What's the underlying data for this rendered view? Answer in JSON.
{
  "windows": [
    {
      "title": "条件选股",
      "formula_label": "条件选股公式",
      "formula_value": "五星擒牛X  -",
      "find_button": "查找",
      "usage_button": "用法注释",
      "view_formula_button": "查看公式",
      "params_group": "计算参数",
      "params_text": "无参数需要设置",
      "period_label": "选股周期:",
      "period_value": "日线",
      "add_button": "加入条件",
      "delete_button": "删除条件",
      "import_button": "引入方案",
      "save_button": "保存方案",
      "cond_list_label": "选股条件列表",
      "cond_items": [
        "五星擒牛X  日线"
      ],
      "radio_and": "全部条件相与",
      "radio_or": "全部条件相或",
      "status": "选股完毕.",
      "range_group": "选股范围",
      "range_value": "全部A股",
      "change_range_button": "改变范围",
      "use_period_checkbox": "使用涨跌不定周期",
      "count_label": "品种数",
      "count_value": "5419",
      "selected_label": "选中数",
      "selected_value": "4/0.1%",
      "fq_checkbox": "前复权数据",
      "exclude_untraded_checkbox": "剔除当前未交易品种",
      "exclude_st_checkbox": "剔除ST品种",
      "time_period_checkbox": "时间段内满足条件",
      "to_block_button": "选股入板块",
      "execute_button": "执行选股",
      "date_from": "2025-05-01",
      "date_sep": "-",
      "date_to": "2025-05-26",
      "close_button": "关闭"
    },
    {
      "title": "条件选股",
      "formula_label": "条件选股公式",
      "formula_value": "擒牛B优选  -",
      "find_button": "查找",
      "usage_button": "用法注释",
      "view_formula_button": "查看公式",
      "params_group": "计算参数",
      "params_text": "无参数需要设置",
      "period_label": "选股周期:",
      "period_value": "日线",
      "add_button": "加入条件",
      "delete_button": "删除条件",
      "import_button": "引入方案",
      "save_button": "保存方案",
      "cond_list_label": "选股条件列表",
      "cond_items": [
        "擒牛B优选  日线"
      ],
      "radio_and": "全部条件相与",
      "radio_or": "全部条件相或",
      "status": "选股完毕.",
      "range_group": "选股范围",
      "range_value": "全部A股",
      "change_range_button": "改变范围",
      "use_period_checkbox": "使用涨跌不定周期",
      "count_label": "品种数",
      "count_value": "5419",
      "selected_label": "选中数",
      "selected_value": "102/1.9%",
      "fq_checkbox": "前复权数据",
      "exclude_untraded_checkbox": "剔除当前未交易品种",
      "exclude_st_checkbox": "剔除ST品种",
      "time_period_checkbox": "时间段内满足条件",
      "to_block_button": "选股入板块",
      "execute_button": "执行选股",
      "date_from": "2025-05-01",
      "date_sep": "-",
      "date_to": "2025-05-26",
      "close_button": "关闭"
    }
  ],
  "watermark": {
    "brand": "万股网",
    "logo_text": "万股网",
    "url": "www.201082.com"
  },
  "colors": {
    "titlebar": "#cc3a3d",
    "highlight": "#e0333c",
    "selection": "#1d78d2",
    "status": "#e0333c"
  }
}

════════════════

## Exercise instructions
Reproduce the entire listing word for word.

## Reply to the exercise
What's the underlying data for this rendered view? Answer in JSON.
{
  "windows": [
    {
      "title": "条件选股",
      "formula_label": "条件选股公式",
      "formula_value": "五星擒牛X  -",
      "find_button": "查找",
      "usage_button": "用法注释",
      "view_formula_button": "查看公式",
      "params_group": "计算参数",
      "params_text": "无参数需要设置",
      "period_label": "选股周期:",
      "period_value": "日线",
      "add_button": "加入条件",
      "delete_button": "删除条件",
      "import_button": "引入方案",
      "save_button": "保存方案",
      "cond_list_label": "选股条件列表",
      "cond_items": [
        "五星擒牛X  日线"
      ],
      "radio_and": "全部条件相与",
      "radio_or": "全部条件相或",
      "status": "选股完毕.",
      "range_group": "选股范围",
      "range_value": "全部A股",
      "change_range_button": "改变范围",
      "use_period_checkbox": "使用涨跌不定周期",
      "count_label": "品种数",
      "count_value": "5419",
      "selected_label": "选中数",
      "selected_value": "4/0.1%",
      "fq_checkbox": "前复权数据",
      "exclude_untraded_checkbox": "剔除当前未交易品种",
      "exclude_st_checkbox": "剔除ST品种",
      "time_period_checkbox": "时间段内满足条件",
      "to_block_button": "选股入板块",
      "execute_button": "执行选股",
      "date_from": "2025-05-01",
      "date_sep": "-",
      "date_to": "2025-05-26",
      "close_button": "关闭"
    },
    {
      "title": "条件选股",
      "formula_label": "条件选股公式",
      "formula_value": "擒牛B优选  -",
      "find_button": "查找",
      "usage_button": "用法注释",
      "view_formula_button": "查看公式",
      "params_group": "计算参数",
      "params_text": "无参数需要设置",
      "period_label": "选股周期:",
      "period_value": "日线",
      "add_button": "加入条件",
      "delete_button": "删除条件",
      "import_button": "引入方案",
      "save_button": "保存方案",
      "cond_list_label": "选股条件列表",
      "cond_items": [
        "擒牛B优选  日线"
      ],
      "radio_and": "全部条件相与",
      "radio_or": "全部条件相或",
      "status": "选股完毕.",
      "range_group": "选股范围",
      "range_value": "全部A股",
      "change_range_button": "改变范围",
      "use_period_checkbox": "使用涨跌不定周期",
      "count_label": "品种数",
      "count_value": "5419",
      "selected_label": "选中数",
      "selected_value": "102/1.9%",
      "fq_checkbox": "前复权数据",
      "exclude_untraded_checkbox": "剔除当前未交易品种",
      "exclude_st_checkbox": "剔除ST品种",
      "time_period_checkbox": "时间段内满足条件",
      "to_block_button": "选股入板块",
      "execute_button": "执行选股",
      "date_from": "2025-05-01",
      "date_sep": "-",
      "date_to": "2025-05-26",
      "close_button": "关闭"
    }
  ],
  "watermark": {
    "brand": "万股网",
    "logo_text": "万股网",
    "url": "www.201082.com"
  },
  "colors": {
    "titlebar": "#cc3a3d",
    "highlight": "#e0333c",
    "selection": "#1d78d2",
    "status": "#e0333c"
  }
}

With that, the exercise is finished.